** Begin Text shown **

Type: Package
Title: Explorer of Indonesian Population Pyramids from Harmonized and Non-Harmonized Census Data
Version: 1.0.2
Date: 2025-10-09
Description: Provides harmonized and non-harmonized population pyramid datasets from the Indonesian population censuses (1971–2020), along with tools for visualization and an interactive 'shiny'-based explorer application. Data are processed from IPUMS International (1971–2010) and the Population Census 2020 (BPS Indonesia).
License: GPL-3
Depends: R (≥ 4.1)
Imports: shiny (≥ 0.13.0), shinythemes, shinyWidgets, shinyjs, dplyr, tidyr, DT, ggplot2, ggthemes, scales, networkD3
Suggests: tibble
Encoding: UTF-8
RoxygenNote: 7.3.2
URL: https://github.com/aripurwantosp/censuspyrID
BugReports: https://github.com/aripurwantosp/censuspyrID/issues
NeedsCompilation: no
Packaged: 2025-10-09 06:19:49 UTC; ari_prasojo2
Author: Ari Purwanto Sarwo Prasojo ORCID iD [aut, cre], Puguh Prasetyoputra ORCID iD [aut], Nur Fitri Mustika Ayu [aut]
Maintainer: Ari Purwanto Sarwo Prasojo <ari.prasojo18@gmail.com>
Repository: CRAN
Date/Publication: 2025-10-15 19:20:14 UTC

censuspyrID: Explorer of Indonesian Population Pyramids from Harmonized and Non-Harmonized Census Data

Description

Provides harmonized and non-harmonized population pyramid datasets from the Indonesian population censuses (1971–2020), along with tools for visualization and an interactive 'shiny'-based explorer application. Data are processed from IPUMS International (1971–2010) and the Population Census 2020 (BPS Indonesia).

** End Text shown **

### Challenge
Resume the censuspyrID package documentation above, starting right after its last sentence.

** Begin Items **

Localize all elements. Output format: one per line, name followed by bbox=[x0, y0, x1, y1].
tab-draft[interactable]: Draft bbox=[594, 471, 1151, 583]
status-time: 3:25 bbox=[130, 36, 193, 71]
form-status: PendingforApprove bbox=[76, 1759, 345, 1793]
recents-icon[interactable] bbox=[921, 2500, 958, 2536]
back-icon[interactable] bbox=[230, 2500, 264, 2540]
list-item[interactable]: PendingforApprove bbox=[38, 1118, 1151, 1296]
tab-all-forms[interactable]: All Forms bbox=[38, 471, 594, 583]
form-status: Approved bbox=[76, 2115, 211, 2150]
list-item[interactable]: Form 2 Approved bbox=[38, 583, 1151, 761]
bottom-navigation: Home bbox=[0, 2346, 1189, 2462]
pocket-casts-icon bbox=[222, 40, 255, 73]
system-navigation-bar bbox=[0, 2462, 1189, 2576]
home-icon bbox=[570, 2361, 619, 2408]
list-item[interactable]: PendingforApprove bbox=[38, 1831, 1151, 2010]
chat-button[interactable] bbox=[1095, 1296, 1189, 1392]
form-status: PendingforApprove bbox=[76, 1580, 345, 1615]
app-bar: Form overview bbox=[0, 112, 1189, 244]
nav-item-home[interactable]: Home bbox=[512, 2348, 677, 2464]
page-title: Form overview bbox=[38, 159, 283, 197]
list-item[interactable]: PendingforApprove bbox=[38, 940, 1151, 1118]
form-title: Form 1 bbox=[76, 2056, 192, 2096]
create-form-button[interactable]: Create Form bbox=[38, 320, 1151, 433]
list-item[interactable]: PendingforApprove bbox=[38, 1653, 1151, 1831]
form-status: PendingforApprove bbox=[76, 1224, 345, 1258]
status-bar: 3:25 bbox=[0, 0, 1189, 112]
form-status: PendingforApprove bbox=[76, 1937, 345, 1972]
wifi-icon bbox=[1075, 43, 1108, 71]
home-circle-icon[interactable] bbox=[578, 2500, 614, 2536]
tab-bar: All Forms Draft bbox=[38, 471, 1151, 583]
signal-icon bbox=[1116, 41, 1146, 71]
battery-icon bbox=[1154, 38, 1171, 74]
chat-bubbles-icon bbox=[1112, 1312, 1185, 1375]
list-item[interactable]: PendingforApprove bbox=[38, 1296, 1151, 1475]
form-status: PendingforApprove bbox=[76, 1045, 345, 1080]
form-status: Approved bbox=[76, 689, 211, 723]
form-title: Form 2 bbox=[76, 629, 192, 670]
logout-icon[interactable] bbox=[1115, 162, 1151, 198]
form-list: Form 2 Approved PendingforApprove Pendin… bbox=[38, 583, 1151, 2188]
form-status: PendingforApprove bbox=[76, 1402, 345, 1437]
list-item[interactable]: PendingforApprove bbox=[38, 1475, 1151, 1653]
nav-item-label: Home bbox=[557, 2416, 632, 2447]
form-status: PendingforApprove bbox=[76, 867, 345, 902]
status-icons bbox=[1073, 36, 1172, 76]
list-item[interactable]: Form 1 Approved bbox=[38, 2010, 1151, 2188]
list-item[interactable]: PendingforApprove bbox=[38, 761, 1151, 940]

** End Items **

### Exercise result
Author(s)

Maintainer: Ari Purwanto Sarwo Prasojo ari.prasojo18@gmail.com (ORCID)

Authors:

See Also

Useful links:


Build Age-Profile Plot by Sex

Description

Create a line plot of population age profiles (5-year age groups) for a given province and year, with optional logarithmic scale. The plot is faceted by sex.

Usage

ageprof(data, log_scale = FALSE, color = "Fresh and bright")

Arguments

data

A data frame of population data for a specific province and year, containing at least the variables: pop (population count), sex (coded as 1 = male, 2 = female), age5 (5-year age groups).

log_scale

Logical; whether to use a logarithmic scale for the Y-axis. Default is FALSE.

color

Character; the name of a Canva color palette available in ggthemes::canva_palettes. Default is "Fresh and bright".

Details

The function produces an age-profile line chart where:

Value

A ggplot2 object representing the age-profile plot, faceted by sex.

See Also

pyr_single(), load_pop_data(), pop_data_by_reg(), pop_data_by_year(), get_code_label()

Examples

## Not run: 
# Example: age profile for Indonesia, 2020
data_idn <- pop_data_by_year(load_pop_data(), 2020) |>
  pop_data_by_reg(0) # Indonesia
ageprof(data_idn)

# Example with log scale
ageprof(data_idn, log_scale = TRUE)

## End(Not run)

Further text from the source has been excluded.